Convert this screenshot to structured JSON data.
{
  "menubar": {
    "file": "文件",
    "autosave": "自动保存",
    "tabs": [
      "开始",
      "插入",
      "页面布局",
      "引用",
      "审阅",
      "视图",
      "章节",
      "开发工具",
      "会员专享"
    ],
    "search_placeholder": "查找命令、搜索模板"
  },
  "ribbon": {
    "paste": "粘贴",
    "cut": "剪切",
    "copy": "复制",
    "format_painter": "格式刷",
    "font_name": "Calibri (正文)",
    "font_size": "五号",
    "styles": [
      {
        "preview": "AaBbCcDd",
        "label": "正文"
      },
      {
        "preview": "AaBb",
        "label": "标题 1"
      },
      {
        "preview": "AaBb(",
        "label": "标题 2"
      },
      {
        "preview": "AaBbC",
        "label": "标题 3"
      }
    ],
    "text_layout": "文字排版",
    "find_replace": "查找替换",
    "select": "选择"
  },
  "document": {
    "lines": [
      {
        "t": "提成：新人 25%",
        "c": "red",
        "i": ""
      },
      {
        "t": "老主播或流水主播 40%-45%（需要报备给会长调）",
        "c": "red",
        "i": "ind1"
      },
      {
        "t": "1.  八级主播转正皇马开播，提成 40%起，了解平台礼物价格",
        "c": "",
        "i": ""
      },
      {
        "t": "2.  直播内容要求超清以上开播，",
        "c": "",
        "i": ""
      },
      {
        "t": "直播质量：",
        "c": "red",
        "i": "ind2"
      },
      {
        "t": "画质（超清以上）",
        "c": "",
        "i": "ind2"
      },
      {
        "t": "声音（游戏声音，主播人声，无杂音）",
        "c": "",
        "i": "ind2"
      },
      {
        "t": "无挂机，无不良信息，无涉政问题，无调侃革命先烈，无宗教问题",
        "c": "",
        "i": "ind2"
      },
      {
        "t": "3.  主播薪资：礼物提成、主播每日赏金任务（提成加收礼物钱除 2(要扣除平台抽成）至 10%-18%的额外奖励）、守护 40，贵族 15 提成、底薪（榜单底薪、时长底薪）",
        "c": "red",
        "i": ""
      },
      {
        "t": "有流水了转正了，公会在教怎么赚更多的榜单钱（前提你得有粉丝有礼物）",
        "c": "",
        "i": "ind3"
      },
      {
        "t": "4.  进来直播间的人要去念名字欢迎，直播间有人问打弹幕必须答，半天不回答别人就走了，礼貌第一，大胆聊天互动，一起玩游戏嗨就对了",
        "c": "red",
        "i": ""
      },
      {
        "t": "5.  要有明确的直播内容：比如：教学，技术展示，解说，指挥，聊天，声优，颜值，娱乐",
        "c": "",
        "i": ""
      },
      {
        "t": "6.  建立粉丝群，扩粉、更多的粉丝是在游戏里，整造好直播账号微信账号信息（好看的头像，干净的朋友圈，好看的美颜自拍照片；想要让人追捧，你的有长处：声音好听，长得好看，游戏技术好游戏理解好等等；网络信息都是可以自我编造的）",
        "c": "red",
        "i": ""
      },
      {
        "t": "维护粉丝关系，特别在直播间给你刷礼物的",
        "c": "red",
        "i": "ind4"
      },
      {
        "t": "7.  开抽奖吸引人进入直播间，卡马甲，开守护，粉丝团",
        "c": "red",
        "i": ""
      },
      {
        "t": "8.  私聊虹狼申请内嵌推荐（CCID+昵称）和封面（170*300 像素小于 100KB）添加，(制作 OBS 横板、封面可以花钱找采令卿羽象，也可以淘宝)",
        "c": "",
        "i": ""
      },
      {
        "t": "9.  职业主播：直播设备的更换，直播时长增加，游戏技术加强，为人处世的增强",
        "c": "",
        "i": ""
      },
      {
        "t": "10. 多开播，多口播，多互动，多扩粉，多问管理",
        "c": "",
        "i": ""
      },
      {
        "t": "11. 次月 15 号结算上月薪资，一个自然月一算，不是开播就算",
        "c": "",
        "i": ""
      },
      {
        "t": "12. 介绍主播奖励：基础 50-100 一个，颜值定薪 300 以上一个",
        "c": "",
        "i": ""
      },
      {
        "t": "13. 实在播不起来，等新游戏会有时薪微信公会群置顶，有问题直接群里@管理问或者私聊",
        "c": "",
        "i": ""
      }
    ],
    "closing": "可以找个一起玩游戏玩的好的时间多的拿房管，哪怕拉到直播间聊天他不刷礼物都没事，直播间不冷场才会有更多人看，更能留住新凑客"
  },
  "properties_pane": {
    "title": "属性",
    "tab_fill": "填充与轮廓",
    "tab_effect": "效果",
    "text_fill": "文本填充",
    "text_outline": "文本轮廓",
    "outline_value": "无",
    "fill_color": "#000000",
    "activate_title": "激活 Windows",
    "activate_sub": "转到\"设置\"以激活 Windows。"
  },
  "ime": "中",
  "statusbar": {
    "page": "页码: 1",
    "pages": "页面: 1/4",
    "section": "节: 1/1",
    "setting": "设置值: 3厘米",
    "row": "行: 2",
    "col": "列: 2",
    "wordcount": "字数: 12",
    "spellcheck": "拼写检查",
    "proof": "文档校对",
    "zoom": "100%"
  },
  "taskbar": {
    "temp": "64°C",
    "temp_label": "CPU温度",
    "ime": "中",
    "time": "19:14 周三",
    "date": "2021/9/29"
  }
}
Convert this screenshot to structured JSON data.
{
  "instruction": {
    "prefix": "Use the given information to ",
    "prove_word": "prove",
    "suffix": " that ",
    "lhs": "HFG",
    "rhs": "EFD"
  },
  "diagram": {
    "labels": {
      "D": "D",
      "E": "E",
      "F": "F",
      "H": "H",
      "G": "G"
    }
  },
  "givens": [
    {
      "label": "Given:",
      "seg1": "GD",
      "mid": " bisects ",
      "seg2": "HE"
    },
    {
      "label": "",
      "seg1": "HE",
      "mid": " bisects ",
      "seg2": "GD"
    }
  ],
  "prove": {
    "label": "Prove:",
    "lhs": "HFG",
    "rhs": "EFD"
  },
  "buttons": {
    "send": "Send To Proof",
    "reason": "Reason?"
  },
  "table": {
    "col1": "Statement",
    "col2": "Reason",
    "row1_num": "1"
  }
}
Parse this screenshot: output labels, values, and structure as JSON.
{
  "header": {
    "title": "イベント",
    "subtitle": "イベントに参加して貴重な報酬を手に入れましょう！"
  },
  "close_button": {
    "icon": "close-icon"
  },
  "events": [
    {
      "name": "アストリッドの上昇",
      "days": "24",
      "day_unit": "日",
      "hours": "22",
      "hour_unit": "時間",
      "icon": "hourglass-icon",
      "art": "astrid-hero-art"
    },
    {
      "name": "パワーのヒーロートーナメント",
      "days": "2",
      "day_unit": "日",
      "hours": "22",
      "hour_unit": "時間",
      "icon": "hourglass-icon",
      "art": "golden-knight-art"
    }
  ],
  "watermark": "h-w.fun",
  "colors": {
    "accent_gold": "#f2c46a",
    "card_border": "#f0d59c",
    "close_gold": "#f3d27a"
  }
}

(STATED EXERCISE):
Repeat the records above in full, character for character.

(RESPONSE TO THIS TASK):
Convert this screenshot to structured JSON data.
{
  "menubar": {
    "file": "文件",
    "autosave": "自动保存",
    "tabs": [
      "开始",
      "插入",
      "页面布局",
      "引用",
      "审阅",
      "视图",
      "章节",
      "开发工具",
      "会员专享"
    ],
    "search_placeholder": "查找命令、搜索模板"
  },
  "ribbon": {
    "paste": "粘贴",
    "cut": "剪切",
    "copy": "复制",
    "format_painter": "格式刷",
    "font_name": "Calibri (正文)",
    "font_size": "五号",
    "styles": [
      {
        "preview": "AaBbCcDd",
        "label": "正文"
      },
      {
        "preview": "AaBb",
        "label": "标题 1"
      },
      {
        "preview": "AaBb(",
        "label": "标题 2"
      },
      {
        "preview": "AaBbC",
        "label": "标题 3"
      }
    ],
    "text_layout": "文字排版",
    "find_replace": "查找替换",
    "select": "选择"
  },
  "document": {
    "lines": [
      {
        "t": "提成：新人 25%",
        "c": "red",
        "i": ""
      },
      {
        "t": "老主播或流水主播 40%-45%（需要报备给会长调）",
        "c": "red",
        "i": "ind1"
      },
      {
        "t": "1.  八级主播转正皇马开播，提成 40%起，了解平台礼物价格",
        "c": "",
        "i": ""
      },
      {
        "t": "2.  直播内容要求超清以上开播，",
        "c": "",
        "i": ""
      },
      {
        "t": "直播质量：",
        "c": "red",
        "i": "ind2"
      },
      {
        "t": "画质（超清以上）",
        "c": "",
        "i": "ind2"
      },
      {
        "t": "声音（游戏声音，主播人声，无杂音）",
        "c": "",
        "i": "ind2"
      },
      {
        "t": "无挂机，无不良信息，无涉政问题，无调侃革命先烈，无宗教问题",
        "c": "",
        "i": "ind2"
      },
      {
        "t": "3.  主播薪资：礼物提成、主播每日赏金任务（提成加收礼物钱除 2(要扣除平台抽成）至 10%-18%的额外奖励）、守护 40，贵族 15 提成、底薪（榜单底薪、时长底薪）",
        "c": "red",
        "i": ""
      },
      {
        "t": "有流水了转正了，公会在教怎么赚更多的榜单钱（前提你得有粉丝有礼物）",
        "c": "",
        "i": "ind3"
      },
      {
        "t": "4.  进来直播间的人要去念名字欢迎，直播间有人问打弹幕必须答，半天不回答别人就走了，礼貌第一，大胆聊天互动，一起玩游戏嗨就对了",
        "c": "red",
        "i": ""
      },
      {
        "t": "5.  要有明确的直播内容：比如：教学，技术展示，解说，指挥，聊天，声优，颜值，娱乐",
        "c": "",
        "i": ""
      },
      {
        "t": "6.  建立粉丝群，扩粉、更多的粉丝是在游戏里，整造好直播账号微信账号信息（好看的头像，干净的朋友圈，好看的美颜自拍照片；想要让人追捧，你的有长处：声音好听，长得好看，游戏技术好游戏理解好等等；网络信息都是可以自我编造的）",
        "c": "red",
        "i": ""
      },
      {
        "t": "维护粉丝关系，特别在直播间给你刷礼物的",
        "c": "red",
        "i": "ind4"
      },
      {
        "t": "7.  开抽奖吸引人进入直播间，卡马甲，开守护，粉丝团",
        "c": "red",
        "i": ""
      },
      {
        "t": "8.  私聊虹狼申请内嵌推荐（CCID+昵称）和封面（170*300 像素小于 100KB）添加，(制作 OBS 横板、封面可以花钱找采令卿羽象，也可以淘宝)",
        "c": "",
        "i": ""
      },
      {
        "t": "9.  职业主播：直播设备的更换，直播时长增加，游戏技术加强，为人处世的增强",
        "c": "",
        "i": ""
      },
      {
        "t": "10. 多开播，多口播，多互动，多扩粉，多问管理",
        "c": "",
        "i": ""
      },
      {
        "t": "11. 次月 15 号结算上月薪资，一个自然月一算，不是开播就算",
        "c": "",
        "i": ""
      },
      {
        "t": "12. 介绍主播奖励：基础 50-100 一个，颜值定薪 300 以上一个",
        "c": "",
        "i": ""
      },
      {
        "t": "13. 实在播不起来，等新游戏会有时薪微信公会群置顶，有问题直接群里@管理问或者私聊",
        "c": "",
        "i": ""
      }
    ],
    "closing": "可以找个一起玩游戏玩的好的时间多的拿房管，哪怕拉到直播间聊天他不刷礼物都没事，直播间不冷场才会有更多人看，更能留住新凑客"
  },
  "properties_pane": {
    "title": "属性",
    "tab_fill": "填充与轮廓",
    "tab_effect": "效果",
    "text_fill": "文本填充",
    "text_outline": "文本轮廓",
    "outline_value": "无",
    "fill_color": "#000000",
    "activate_title": "激活 Windows",
    "activate_sub": "转到\"设置\"以激活 Windows。"
  },
  "ime": "中",
  "statusbar": {
    "page": "页码: 1",
    "pages": "页面: 1/4",
    "section": "节: 1/1",
    "setting": "设置值: 3厘米",
    "row": "行: 2",
    "col": "列: 2",
    "wordcount": "字数: 12",
    "spellcheck": "拼写检查",
    "proof": "文档校对",
    "zoom": "100%"
  },
  "taskbar": {
    "temp": "64°C",
    "temp_label": "CPU温度",
    "ime": "中",
    "time": "19:14 周三",
    "date": "2021/9/29"
  }
}
Convert this screenshot to structured JSON data.
{
  "instruction": {
    "prefix": "Use the given information to ",
    "prove_word": "prove",
    "suffix": " that ",
    "lhs": "HFG",
    "rhs": "EFD"
  },
  "diagram": {
    "labels": {
      "D": "D",
      "E": "E",
      "F": "F",
      "H": "H",
      "G": "G"
    }
  },
  "givens": [
    {
      "label": "Given:",
      "seg1": "GD",
      "mid": " bisects ",
      "seg2": "HE"
    },
    {
      "label": "",
      "seg1": "HE",
      "mid": " bisects ",
      "seg2": "GD"
    }
  ],
  "prove": {
    "label": "Prove:",
    "lhs": "HFG",
    "rhs": "EFD"
  },
  "buttons": {
    "send": "Send To Proof",
    "reason": "Reason?"
  },
  "table": {
    "col1": "Statement",
    "col2": "Reason",
    "row1_num": "1"
  }
}
Parse this screenshot: output labels, values, and structure as JSON.
{
  "header": {
    "title": "イベント",
    "subtitle": "イベントに参加して貴重な報酬を手に入れましょう！"
  },
  "close_button": {
    "icon": "close-icon"
  },
  "events": [
    {
      "name": "アストリッドの上昇",
      "days": "24",
      "day_unit": "日",
      "hours": "22",
      "hour_unit": "時間",
      "icon": "hourglass-icon",
      "art": "astrid-hero-art"
    },
    {
      "name": "パワーのヒーロートーナメント",
      "days": "2",
      "day_unit": "日",
      "hours": "22",
      "hour_unit": "時間",
      "icon": "hourglass-icon",
      "art": "golden-knight-art"
    }
  ],
  "watermark": "h-w.fun",
  "colors": {
    "accent_gold": "#f2c46a",
    "card_border": "#f0d59c",
    "close_gold": "#f3d27a"
  }
}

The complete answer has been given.